* [What is expected]:
State whether each of the following statements agrees with the blog post about the Land Bank house. For each, answer yes or no and quote the post's deciding words.
1. The writer mows the back yard of the Land Bank house.
2. The property manager had a lawn care company assigned to all of his properties.
3. The planned repairs include the roof.

==== Page excerpt

May 20, 2014

Hope Springs

Back in January, I did a post about the empty house next door to us, and how the neighbors had moved out and the Greater Syracuse Land Bank had assumed control over the property. The point of that post was that any of us can make a difference, whether it's by doing something ourselves (picking up trash, shoveling snow, or otherwise lending a hand to someone), or by picking up the phone and asking someone else to help out when they can.  

Today, I'm again happy and excited by what's going on with the Land Bank, Syracuse's Home Headquarters, and the property manager for the house next door. First the happy: every time I mow the lawn (something My Sweet Baboo doesn't like to do and I enjoy doing), I mow the front lawn of the Land Bank house (let's call it the LBH). Why?  Because up to this point, no one else has been doing it, it doesn't take all that long, and because my neighborhood looks better if the lawn is mowed.  

The back yard, on the other hand, is a completely different story.  The prior neighbors had issues with keeping it mowed, as I noted in the earlier post. I've been advised that I was not, under any circumstances, to ruin our lawnmower trying to take care of it. The lawn was well past knee high, and way before the 4th of July.  Frustration got the better of me, and I called the property manager yesterday and left a message. Today Ray called me back, and when I mentioned that the lawn hadn't been taken care of, he was a bit taken aback, because he had a lawn care company on the books to handle all of his properties. Some how this one got missed.

Until today.  Because when I spoke with Ray, he said he'd get right on it and have it taken care of either today or tomorrow.  And I've gotta tell you, I was thrilled when the mowers showed up.  Yep - that's the kind of thing that makes me happy.

Now, on the excited part:  Ray said he was stopping by the LBH today, and if I happened to see him there to stop by.  As luck would have it, I was working at home, and so I did just that - I popped over to introduce myself, and see if I could find out anything more about what was happening.  Remember, back in January the Land Bank was lining up folks to take a look at the work that needed to be done and would be making a determination on whether they'd tackle some of the work or if they'd put it up for sale and have whoever bought the house do the work.

Well, seems a decision has been made.  The house it going to get repaired first -- windows, siding, roof, mechanicals -- all of the big expensive things that might otherwise make it prohibitive for someone to purchase. And the best part is, according to the gentleman drawing up the list today, hopefully they'll be able to put it up for sale at or close to market value.

========
==== Recorded information

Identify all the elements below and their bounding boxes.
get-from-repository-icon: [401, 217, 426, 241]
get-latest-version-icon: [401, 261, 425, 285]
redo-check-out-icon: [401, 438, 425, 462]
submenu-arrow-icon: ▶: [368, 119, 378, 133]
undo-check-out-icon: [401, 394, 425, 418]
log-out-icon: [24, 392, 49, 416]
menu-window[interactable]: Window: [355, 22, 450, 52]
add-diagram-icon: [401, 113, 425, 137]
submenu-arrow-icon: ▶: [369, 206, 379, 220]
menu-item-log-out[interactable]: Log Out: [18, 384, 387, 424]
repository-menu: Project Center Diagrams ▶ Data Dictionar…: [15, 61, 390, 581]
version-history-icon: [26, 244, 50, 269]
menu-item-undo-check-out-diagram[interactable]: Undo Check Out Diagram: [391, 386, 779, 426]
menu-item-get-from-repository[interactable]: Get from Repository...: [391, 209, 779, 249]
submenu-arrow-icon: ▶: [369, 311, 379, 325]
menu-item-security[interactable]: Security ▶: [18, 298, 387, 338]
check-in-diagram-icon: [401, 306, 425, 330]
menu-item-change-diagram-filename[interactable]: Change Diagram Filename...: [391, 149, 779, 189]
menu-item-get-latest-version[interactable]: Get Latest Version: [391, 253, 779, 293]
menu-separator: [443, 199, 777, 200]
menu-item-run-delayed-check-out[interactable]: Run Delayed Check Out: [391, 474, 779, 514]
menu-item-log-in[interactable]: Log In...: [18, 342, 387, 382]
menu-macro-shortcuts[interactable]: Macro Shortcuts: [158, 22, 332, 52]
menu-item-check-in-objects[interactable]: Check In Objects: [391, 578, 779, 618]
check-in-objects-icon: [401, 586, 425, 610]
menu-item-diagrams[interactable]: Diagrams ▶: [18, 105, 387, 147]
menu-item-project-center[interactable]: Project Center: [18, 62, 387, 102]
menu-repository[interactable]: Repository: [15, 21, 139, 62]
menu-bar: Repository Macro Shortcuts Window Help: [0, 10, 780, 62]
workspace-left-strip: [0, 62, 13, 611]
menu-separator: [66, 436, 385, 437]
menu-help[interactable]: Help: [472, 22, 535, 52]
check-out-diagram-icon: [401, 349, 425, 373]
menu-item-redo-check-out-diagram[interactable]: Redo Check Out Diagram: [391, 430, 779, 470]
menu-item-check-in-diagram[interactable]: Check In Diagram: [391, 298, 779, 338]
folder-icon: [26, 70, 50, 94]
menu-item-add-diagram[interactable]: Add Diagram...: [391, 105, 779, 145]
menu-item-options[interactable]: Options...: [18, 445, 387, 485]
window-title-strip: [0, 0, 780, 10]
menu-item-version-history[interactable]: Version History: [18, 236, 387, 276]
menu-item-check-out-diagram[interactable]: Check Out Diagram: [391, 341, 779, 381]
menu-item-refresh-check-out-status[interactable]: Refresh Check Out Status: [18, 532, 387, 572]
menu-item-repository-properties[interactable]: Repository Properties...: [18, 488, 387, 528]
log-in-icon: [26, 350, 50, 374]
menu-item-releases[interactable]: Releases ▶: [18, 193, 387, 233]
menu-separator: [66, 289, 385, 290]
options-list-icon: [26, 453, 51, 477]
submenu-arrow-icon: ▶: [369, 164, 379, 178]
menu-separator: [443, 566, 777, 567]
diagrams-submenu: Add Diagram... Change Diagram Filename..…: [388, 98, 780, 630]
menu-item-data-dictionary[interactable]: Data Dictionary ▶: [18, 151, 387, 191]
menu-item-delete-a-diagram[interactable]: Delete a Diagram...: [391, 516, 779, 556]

========

* [Output for this exercise]:
1. No: "I mow the front lawn of the Land Bank house (let's call it the LBH)"
2. Yes: "he had a lawn care company on the books to handle all of his properties"
3. Yes: "windows, siding, roof, mechanicals"